[Items from a data source]
>> START

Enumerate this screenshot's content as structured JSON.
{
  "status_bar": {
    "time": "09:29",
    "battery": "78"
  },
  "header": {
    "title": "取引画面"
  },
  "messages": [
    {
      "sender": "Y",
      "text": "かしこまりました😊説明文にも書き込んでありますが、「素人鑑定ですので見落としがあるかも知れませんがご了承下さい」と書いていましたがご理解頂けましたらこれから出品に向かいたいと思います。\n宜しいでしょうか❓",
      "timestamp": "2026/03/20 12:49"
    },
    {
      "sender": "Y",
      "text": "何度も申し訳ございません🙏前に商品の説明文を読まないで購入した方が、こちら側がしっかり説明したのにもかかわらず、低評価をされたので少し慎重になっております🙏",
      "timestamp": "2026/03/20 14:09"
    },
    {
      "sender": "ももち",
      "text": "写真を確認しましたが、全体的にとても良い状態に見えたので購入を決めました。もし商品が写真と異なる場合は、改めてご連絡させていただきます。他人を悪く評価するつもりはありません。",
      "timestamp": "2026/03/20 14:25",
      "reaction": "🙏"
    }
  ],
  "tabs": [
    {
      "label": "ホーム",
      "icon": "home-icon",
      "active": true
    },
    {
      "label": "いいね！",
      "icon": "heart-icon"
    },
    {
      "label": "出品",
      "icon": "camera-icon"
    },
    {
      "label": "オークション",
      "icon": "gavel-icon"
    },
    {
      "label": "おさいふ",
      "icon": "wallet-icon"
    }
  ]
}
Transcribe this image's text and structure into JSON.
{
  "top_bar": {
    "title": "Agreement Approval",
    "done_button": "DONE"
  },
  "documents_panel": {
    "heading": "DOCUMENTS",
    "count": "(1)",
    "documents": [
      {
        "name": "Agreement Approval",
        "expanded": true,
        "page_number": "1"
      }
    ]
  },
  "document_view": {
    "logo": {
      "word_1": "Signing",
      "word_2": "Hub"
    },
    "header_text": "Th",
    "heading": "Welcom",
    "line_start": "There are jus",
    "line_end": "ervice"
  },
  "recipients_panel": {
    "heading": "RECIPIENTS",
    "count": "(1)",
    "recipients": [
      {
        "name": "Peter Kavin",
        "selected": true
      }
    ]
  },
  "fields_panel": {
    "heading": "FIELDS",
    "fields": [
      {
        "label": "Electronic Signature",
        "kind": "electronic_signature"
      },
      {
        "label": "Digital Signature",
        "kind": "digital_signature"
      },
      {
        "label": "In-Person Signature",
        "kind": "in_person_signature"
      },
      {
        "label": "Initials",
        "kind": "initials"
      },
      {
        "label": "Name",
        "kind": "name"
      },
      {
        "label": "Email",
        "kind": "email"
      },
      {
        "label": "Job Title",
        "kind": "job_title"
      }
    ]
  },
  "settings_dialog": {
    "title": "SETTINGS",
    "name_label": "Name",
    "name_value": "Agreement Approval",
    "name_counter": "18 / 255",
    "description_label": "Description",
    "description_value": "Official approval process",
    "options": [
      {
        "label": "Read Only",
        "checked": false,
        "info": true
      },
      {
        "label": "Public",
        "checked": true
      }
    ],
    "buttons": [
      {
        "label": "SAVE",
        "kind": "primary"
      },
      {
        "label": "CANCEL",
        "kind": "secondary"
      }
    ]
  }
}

>> END

Brief —
Using the listing above, return all lines where the word "JSON" occurs.

Task response —
Enumerate this screenshot's content as structured JSON.
Transcribe this image's text and structure into JSON.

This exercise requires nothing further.